Answer these questions from the political speech below:
(a) Which Labour predecessor does the speech say served in the Royal Navy?
(b) What three words sum up the speaker's principles?
(c) What event does the speech name as the moment freedom swept across Eastern Europe?

Passage for review
--- START ---

The Jeremy Corbyn Party rejects the common values that once bridged our political divide.
Compare Jeremy Corbyn's behaviour to that of his predecessors.
Would Neil Kinnock, who stood-up to the hard-left, have stood by while his own MPs faced deselection, and needed police protection at their Party conference?
Would Jim Callaghan, who served in the Royal Navy, have asked the Russian government to confirm the findings of our own intelligence agencies?
Would Clement Attlee, Churchill's trusted deputy during the Second World War, have told British Jews they didn't know the meaning of antisemitism?
What has befallen Labour is a national tragedy.
What has it come to when Jewish families today seriously discuss where they should go if Jeremy Corbyn becomes Prime Minister?
When a leading Labour MP says his party is 'institutionally racist'?
When the Leader of the Labour Party is happy to appear on Iranian state TV, but attacks our free media here in Britain?
That is what Jeremy Corbyn has done to the Labour Party.
It is our duty, in this Conservative Party, to make sure he can never do it to our country.
To do that we need to be a Party for the whole country.
Because today millions of people, who have never supported our Party in the past, are appalled by what Jeremy Corbyn has done to Labour.
They want to support a party that is decent, moderate, and patriotic.
One that puts the national interest first.
Delivers on the issues they care about.
And is comfortable with modern Britain in all its diversity.
We must show everyone in this country that we are that Party.
A Party that conserves the best of our inheritance, but is not afraid of change.
A party of patriotism, but not nationalism.
A party that believes in business, but is not afraid to hold businesses to account.
A party that believes in the good that government can do, but knows government will never have all the answers.
A party that believes your success in life should not be defined by who you love, your faith, the colour of your skin, who your parents were, or where you were raised – but by your talent and your hard work.
Above all a party of Unionism, not just of four proud nations, but of all our people.
A party not for the few, not even for the many, but for everyone who is willing to work hard and do their best.
And we must be a party that is not in thrall to ideology, but motivated instead by enduring principles.
For me they can be summed-up in three words: Security. Freedom. Opportunity.
Security for the nation with strong defences against threats from abroad, and protection against threats at home.
Security for communities, upheld by the brave men and women of our police forces.
Security for individuals and families, provided by a good job, a home of your own, and dignity in old age.
And security is the bedrock of freedom.
Freedom of thought, freedom of expression, freedom of action.
The freedom to make decisions for yourself, rather than have them made for you by government.
The freedom that our grandparents and great grandparents fought for against tyranny.
The freedom that swept across Eastern Europe when the Soviet Union collapsed, and nations were reborn in sovereignty and independence.

--- END ---

(Dataset excerpts)

--- START ---

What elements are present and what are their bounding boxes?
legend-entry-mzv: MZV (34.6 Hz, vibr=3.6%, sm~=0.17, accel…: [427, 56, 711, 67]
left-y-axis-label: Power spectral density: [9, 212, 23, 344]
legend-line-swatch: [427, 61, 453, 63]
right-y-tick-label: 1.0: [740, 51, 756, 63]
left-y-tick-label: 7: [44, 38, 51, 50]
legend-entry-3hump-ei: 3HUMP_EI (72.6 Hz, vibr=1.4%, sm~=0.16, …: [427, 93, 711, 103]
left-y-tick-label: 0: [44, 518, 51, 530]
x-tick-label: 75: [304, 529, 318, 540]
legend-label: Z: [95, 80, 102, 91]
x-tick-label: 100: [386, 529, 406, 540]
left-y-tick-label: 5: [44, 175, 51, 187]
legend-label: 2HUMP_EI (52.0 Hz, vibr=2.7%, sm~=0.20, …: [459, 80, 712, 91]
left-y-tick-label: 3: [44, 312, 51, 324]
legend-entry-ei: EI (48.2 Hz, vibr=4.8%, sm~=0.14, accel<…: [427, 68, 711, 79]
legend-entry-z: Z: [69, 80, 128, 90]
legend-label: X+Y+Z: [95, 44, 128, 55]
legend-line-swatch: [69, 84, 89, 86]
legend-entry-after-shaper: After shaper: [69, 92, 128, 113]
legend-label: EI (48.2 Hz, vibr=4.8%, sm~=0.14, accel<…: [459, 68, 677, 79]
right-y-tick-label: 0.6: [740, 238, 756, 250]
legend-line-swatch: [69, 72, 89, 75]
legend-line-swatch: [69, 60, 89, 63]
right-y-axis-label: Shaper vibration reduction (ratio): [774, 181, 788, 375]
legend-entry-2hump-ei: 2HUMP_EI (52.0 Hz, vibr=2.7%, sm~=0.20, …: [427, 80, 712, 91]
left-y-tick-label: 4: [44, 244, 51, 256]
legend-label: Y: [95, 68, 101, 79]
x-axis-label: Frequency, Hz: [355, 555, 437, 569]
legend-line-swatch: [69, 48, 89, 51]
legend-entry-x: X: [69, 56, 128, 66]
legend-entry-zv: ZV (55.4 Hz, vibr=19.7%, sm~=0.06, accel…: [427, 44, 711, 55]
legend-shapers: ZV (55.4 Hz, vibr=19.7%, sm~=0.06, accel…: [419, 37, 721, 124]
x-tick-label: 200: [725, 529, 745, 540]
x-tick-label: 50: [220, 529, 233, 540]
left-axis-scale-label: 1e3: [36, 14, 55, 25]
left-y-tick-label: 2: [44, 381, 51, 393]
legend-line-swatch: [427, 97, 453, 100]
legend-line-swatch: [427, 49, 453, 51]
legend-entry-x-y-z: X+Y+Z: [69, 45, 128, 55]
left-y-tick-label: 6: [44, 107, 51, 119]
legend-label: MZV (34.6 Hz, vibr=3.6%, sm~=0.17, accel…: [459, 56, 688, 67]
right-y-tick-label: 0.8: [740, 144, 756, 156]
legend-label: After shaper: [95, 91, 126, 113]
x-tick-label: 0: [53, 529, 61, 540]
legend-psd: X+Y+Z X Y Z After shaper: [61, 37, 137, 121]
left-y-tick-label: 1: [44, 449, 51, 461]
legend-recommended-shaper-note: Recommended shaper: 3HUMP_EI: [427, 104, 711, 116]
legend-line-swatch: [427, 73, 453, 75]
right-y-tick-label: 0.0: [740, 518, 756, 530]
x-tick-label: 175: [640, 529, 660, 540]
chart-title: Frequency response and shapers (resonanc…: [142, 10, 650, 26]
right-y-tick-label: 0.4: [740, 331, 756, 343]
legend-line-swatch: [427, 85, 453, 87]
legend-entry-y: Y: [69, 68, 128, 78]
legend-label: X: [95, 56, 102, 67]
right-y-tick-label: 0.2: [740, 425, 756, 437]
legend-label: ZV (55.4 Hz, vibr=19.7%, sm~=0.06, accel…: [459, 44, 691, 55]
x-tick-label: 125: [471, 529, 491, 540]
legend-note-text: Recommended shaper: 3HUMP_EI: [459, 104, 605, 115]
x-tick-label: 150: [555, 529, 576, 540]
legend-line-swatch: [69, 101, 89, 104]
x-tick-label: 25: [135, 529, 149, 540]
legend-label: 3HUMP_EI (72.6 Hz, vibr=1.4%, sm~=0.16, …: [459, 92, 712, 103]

--- END ---

Result of this task
(a) Jim Callaghan
(b) Security, Freedom, Opportunity
(c) The collapse of the Soviet Union